— TASK TO CARRY OUT —
Please write out each line of the listing below as a JSON list of strings, one string per line, with blank lines omitted.

——————

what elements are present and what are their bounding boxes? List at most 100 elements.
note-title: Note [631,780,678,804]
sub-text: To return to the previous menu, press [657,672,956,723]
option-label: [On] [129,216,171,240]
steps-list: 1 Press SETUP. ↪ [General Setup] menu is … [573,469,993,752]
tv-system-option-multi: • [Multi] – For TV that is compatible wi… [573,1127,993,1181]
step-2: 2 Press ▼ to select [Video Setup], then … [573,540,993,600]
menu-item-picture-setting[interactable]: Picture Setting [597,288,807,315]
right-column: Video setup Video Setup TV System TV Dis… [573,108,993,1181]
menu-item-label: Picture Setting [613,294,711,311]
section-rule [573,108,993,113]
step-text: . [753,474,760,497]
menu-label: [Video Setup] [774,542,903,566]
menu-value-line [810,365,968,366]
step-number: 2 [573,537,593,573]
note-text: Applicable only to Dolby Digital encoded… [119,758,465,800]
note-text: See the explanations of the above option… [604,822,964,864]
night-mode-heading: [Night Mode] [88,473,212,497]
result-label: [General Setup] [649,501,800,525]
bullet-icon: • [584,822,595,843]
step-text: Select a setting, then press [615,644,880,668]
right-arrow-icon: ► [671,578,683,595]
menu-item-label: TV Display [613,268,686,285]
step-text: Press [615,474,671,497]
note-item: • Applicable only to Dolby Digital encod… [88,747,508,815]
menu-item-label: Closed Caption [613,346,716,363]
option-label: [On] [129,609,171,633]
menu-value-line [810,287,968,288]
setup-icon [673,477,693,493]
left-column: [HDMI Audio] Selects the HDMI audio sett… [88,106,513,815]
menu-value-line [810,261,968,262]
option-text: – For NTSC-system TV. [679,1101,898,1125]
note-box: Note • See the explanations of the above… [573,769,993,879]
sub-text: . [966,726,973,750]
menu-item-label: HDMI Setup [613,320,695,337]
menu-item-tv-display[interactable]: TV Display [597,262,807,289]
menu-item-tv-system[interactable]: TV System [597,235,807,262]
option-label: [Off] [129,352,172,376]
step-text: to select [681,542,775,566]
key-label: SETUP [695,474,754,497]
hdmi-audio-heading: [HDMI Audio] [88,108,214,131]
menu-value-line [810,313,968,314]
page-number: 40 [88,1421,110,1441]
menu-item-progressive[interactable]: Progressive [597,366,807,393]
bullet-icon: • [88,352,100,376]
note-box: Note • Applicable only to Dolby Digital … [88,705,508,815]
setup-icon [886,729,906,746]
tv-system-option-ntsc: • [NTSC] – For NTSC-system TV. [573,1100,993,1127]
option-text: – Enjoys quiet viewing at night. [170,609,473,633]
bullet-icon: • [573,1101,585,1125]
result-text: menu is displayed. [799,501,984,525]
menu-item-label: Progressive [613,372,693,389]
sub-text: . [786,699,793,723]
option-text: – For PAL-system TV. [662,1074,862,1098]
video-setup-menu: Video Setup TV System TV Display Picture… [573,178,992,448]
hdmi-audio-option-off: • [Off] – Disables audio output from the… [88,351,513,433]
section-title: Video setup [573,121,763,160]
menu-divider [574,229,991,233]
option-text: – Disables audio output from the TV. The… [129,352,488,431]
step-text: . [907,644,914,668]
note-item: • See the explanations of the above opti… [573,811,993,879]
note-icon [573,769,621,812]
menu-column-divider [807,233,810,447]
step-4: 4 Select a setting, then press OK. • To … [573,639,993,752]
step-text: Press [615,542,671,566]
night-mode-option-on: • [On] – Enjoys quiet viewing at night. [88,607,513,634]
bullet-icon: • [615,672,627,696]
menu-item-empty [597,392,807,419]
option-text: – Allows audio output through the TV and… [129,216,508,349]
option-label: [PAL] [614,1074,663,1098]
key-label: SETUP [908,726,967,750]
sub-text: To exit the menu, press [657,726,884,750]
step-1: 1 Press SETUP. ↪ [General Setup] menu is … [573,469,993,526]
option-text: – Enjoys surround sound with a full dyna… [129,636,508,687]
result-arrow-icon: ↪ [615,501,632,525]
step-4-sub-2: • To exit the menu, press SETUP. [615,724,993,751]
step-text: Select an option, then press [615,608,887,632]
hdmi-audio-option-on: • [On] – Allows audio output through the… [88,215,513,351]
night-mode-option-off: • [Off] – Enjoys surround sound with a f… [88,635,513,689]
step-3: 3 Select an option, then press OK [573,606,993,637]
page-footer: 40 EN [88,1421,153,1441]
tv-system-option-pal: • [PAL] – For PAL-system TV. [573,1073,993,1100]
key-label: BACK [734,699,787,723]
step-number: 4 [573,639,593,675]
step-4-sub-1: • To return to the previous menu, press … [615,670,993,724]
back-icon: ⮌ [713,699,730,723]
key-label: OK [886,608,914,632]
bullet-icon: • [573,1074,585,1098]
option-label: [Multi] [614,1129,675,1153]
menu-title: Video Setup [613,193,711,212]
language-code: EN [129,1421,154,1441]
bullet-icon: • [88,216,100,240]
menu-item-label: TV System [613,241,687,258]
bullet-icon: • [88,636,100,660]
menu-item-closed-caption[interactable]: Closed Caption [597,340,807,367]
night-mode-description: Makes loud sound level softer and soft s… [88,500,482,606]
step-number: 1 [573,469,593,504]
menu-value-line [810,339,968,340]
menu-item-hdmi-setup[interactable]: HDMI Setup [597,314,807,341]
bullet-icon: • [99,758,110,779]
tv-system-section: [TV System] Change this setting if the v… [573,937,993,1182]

——————

— TASK SOLUTION —
[
  "what elements are present and what are their bounding boxes? List at most 100 elements.",
  "note-title: Note [631,780,678,804]",
  "sub-text: To return to the previous menu, press [657,672,956,723]",
  "option-label: [On] [129,216,171,240]",
  "steps-list: 1 Press SETUP. ↪ [General Setup] menu is … [573,469,993,752]",
  "tv-system-option-multi: • [Multi] – For TV that is compatible wi… [573,1127,993,1181]",
  "step-2: 2 Press ▼ to select [Video Setup], then … [573,540,993,600]",
  "menu-item-picture-setting[interactable]: Picture Setting [597,288,807,315]",
  "right-column: Video setup Video Setup TV System TV Dis… [573,108,993,1181]",
  "menu-item-label: Picture Setting [613,294,711,311]",
  "section-rule [573,108,993,113]",
  "step-text: . [753,474,760,497]",
  "menu-label: [Video Setup] [774,542,903,566]",
  "menu-value-line [810,365,968,366]",
  "step-number: 2 [573,537,593,573]",
  "note-text: Applicable only to Dolby Digital encoded… [119,758,465,800]",
  "note-text: See the explanations of the above option… [604,822,964,864]",
  "night-mode-heading: [Night Mode] [88,473,212,497]",
  "result-label: [General Setup] [649,501,800,525]",
  "bullet-icon: • [584,822,595,843]",
  "step-text: Select a setting, then press [615,644,880,668]",
  "right-arrow-icon: ► [671,578,683,595]",
  "menu-item-label: TV Display [613,268,686,285]",
  "step-text: Press [615,474,671,497]",
  "note-item: • Applicable only to Dolby Digital encod… [88,747,508,815]",
  "menu-item-label: Closed Caption [613,346,716,363]",
  "option-label: [On] [129,609,171,633]",
  "menu-value-line [810,287,968,288]",
  "setup-icon [673,477,693,493]",
  "left-column: [HDMI Audio] Selects the HDMI audio sett… [88,106,513,815]",
  "menu-value-line [810,261,968,262]",
  "option-text: – For NTSC-system TV. [679,1101,898,1125]",
  "note-box: Note • See the explanations of the above… [573,769,993,879]",
  "sub-text: . [966,726,973,750]",
  "menu-item-label: HDMI Setup [613,320,695,337]",
  "menu-item-tv-display[interactable]: TV Display [597,262,807,289]",
  "menu-item-tv-system[interactable]: TV System [597,235,807,262]",
  "option-label: [Off] [129,352,172,376]",
  "step-text: to select [681,542,775,566]",
  "key-label: SETUP [695,474,754,497]",
  "hdmi-audio-heading: [HDMI Audio] [88,108,214,131]",
  "menu-value-line [810,313,968,314]",
  "page-number: 40 [88,1421,110,1441]",
  "menu-item-progressive[interactable]: Progressive [597,366,807,393]",
  "bullet-icon: • [88,352,100,376]",
  "note-box: Note • Applicable only to Dolby Digital … [88,705,508,815]",
  "setup-icon [886,729,906,746]",
  "tv-system-option-ntsc: • [NTSC] – For NTSC-system TV. [573,1100,993,1127]",
  "option-text: – Enjoys quiet viewing at night. [170,609,473,633]",
  "bullet-icon: • [573,1101,585,1125]",
  "result-text: menu is displayed. [799,501,984,525]",
  "menu-item-label: Progressive [613,372,693,389]",
  "sub-text: . [786,699,793,723]",
  "option-text: – For PAL-system TV. [662,1074,862,1098]",
  "video-setup-menu: Video Setup TV System TV Display Picture… [573,178,992,448]",
  "hdmi-audio-option-off: • [Off] – Disables audio output from the… [88,351,513,433]",
  "section-title: Video setup [573,121,763,160]",
  "menu-divider [574,229,991,233]",
  "option-text: – Disables audio output from the TV. The… [129,352,488,431]",
  "step-text: . [907,644,914,668]",
  "note-item: • See the explanations of the above opti… [573,811,993,879]",
  "note-icon [573,769,621,812]",
  "menu-column-divider [807,233,810,447]",
  "step-4: 4 Select a setting, then press OK. • To … [573,639,993,752]",
  "step-text: Press [615,542,671,566]",
  "night-mode-option-on: • [On] – Enjoys quiet viewing at night. [88,607,513,634]",
  "bullet-icon: • [615,672,627,696]",
  "menu-item-empty [597,392,807,419]",
  "option-text: – Allows audio output through the TV and… [129,216,508,349]",
  "option-label: [PAL] [614,1074,663,1098]",
  "key-label: SETUP [908,726,967,750]",
  "sub-text: To exit the menu, press [657,726,884,750]",
  "step-1: 1 Press SETUP. ↪ [General Setup] menu is … [573,469,993,526]",
  "option-text: – Enjoys surround sound with a full dyna… [129,636,508,687]",
  "result-arrow-icon: ↪ [615,501,632,525]",
  "step-4-sub-2: • To exit the menu, press SETUP. [615,724,993,751]",
  "step-text: Select an option, then press [615,608,887,632]",
  "hdmi-audio-option-on: • [On] – Allows audio output through the… [88,215,513,351]",
  "night-mode-option-off: • [Off] – Enjoys surround sound with a f… [88,635,513,689]",
  "step-3: 3 Select an option, then press OK [573,606,993,637]",
  "page-footer: 40 EN [88,1421,153,1441]",
  "tv-system-option-pal: • [PAL] – For PAL-system TV. [573,1073,993,1100]",
  "key-label: BACK [734,699,787,723]",
  "step-number: 4 [573,639,593,675]",
  "step-4-sub-1: • To return to the previous menu, press … [615,670,993,724]",
  "back-icon: ⮌ [713,699,730,723]",
  "key-label: OK [886,608,914,632]",
  "bullet-icon: • [573,1074,585,1098]",
  "option-label: [Multi] [614,1129,675,1153]",
  "menu-title: Video Setup [613,193,711,212]",
  "language-code: EN [129,1421,154,1441]",
  "bullet-icon: • [88,216,100,240]",
  "menu-item-label: TV System [613,241,687,258]",
  "bullet-icon: • [88,636,100,660]",
  "menu-item-closed-caption[interactable]: Closed Caption [597,340,807,367]",
  "night-mode-description: Makes loud sound level softer and soft s… [88,500,482,606]",
  "step-number: 1 [573,469,593,504]",
  "menu-value-line [810,339,968,340]",
  "menu-item-hdmi-setup[interactable]: HDMI Setup [597,314,807,341]",
  "bullet-icon: • [99,758,110,779]",
  "tv-system-section: [TV System] Change this setting if the v… [573,937,993,1182]"
]